Copy out all lines where "true" appears.
--- START ---
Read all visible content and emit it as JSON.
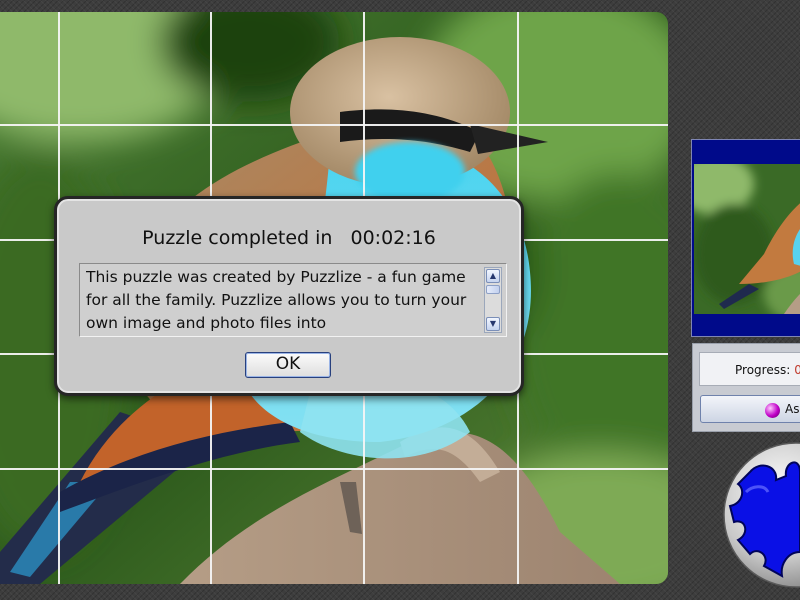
{
  "dialog": {
    "title": "Puzzle completed in",
    "time": "00:02:16",
    "message": "This puzzle was created by Puzzlize - a fun game for all the family. Puzzlize allows you to turn your own image and photo files into",
    "ok_label": "OK",
    "scroll_up_glyph": "▲",
    "scroll_down_glyph": "▼"
  },
  "sidebar": {
    "progress_label": "Progress:",
    "progress_value": "0",
    "assemble_label": "As"
  },
  "icons": {
    "dialog_scroll_up": "arrow-up-icon",
    "dialog_scroll_down": "arrow-down-icon",
    "assemble": "purple-ball-icon",
    "logo": "puzzle-piece-logo"
  },
  "colors": {
    "preview_frame": "#000a8a",
    "puzzle_logo_piece": "#0a10e6",
    "progress_value": "#c0392b",
    "ok_button_border": "#28407d"
  }
}
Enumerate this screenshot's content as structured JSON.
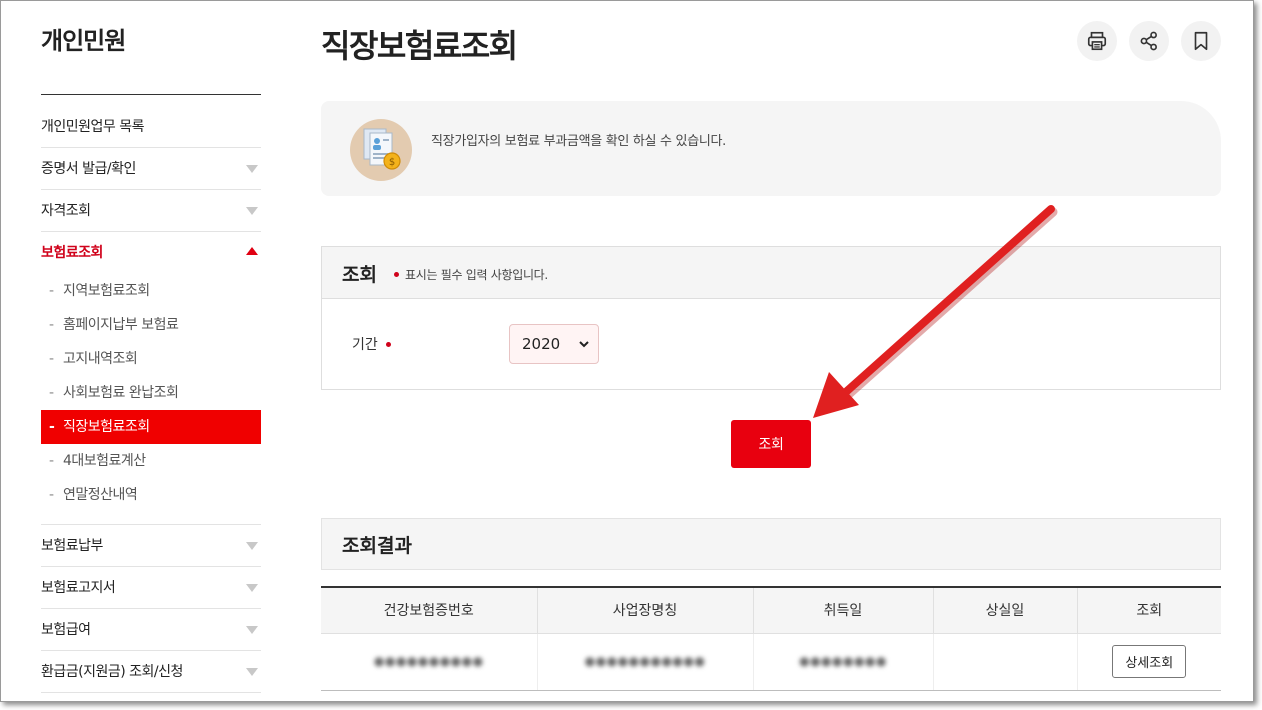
{
  "sidebar": {
    "title": "개인민원",
    "items": [
      {
        "label": "개인민원업무 목록",
        "has_arrow": false
      },
      {
        "label": "증명서 발급/확인",
        "has_arrow": true
      },
      {
        "label": "자격조회",
        "has_arrow": true
      },
      {
        "label": "보험료조회",
        "has_arrow": true,
        "active": true
      }
    ],
    "sub_items": [
      {
        "label": "지역보험료조회"
      },
      {
        "label": "홈페이지납부 보험료"
      },
      {
        "label": "고지내역조회"
      },
      {
        "label": "사회보험료 완납조회"
      },
      {
        "label": "직장보험료조회",
        "selected": true
      },
      {
        "label": "4대보험료계산"
      },
      {
        "label": "연말정산내역"
      }
    ],
    "items_after": [
      {
        "label": "보험료납부"
      },
      {
        "label": "보험료고지서"
      },
      {
        "label": "보험급여"
      },
      {
        "label": "환급금(지원금) 조회/신청"
      }
    ]
  },
  "header": {
    "title": "직장보험료조회",
    "tools": [
      "print-icon",
      "share-icon",
      "bookmark-icon"
    ]
  },
  "info": {
    "text": "직장가입자의 보험료 부과금액을 확인 하실 수 있습니다.",
    "icon": "document-coin-icon"
  },
  "search": {
    "title": "조회",
    "required_note": "표시는 필수 입력 사항입니다.",
    "period_label": "기간",
    "year_value": "2020",
    "button_label": "조회"
  },
  "results": {
    "title": "조회결과",
    "columns": [
      "건강보험증번호",
      "사업장명칭",
      "취득일",
      "상실일",
      "조회"
    ],
    "rows": [
      {
        "insurance_no": "●●●●●●●●●●",
        "workplace": "●●●●●●●●●●●",
        "acquired": "●●●●●●●●",
        "lost": "",
        "action": "상세조회"
      }
    ]
  },
  "colors": {
    "accent": "#e8000f",
    "active_text": "#d0021b",
    "panel_bg": "#f5f5f5",
    "annotation_arrow": "#e02020"
  }
}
--- END ---
▶ [Result for this task]:
        "has_arrow": true
        "has_arrow": true
        "has_arrow": true,
        "active": true
        "selected": true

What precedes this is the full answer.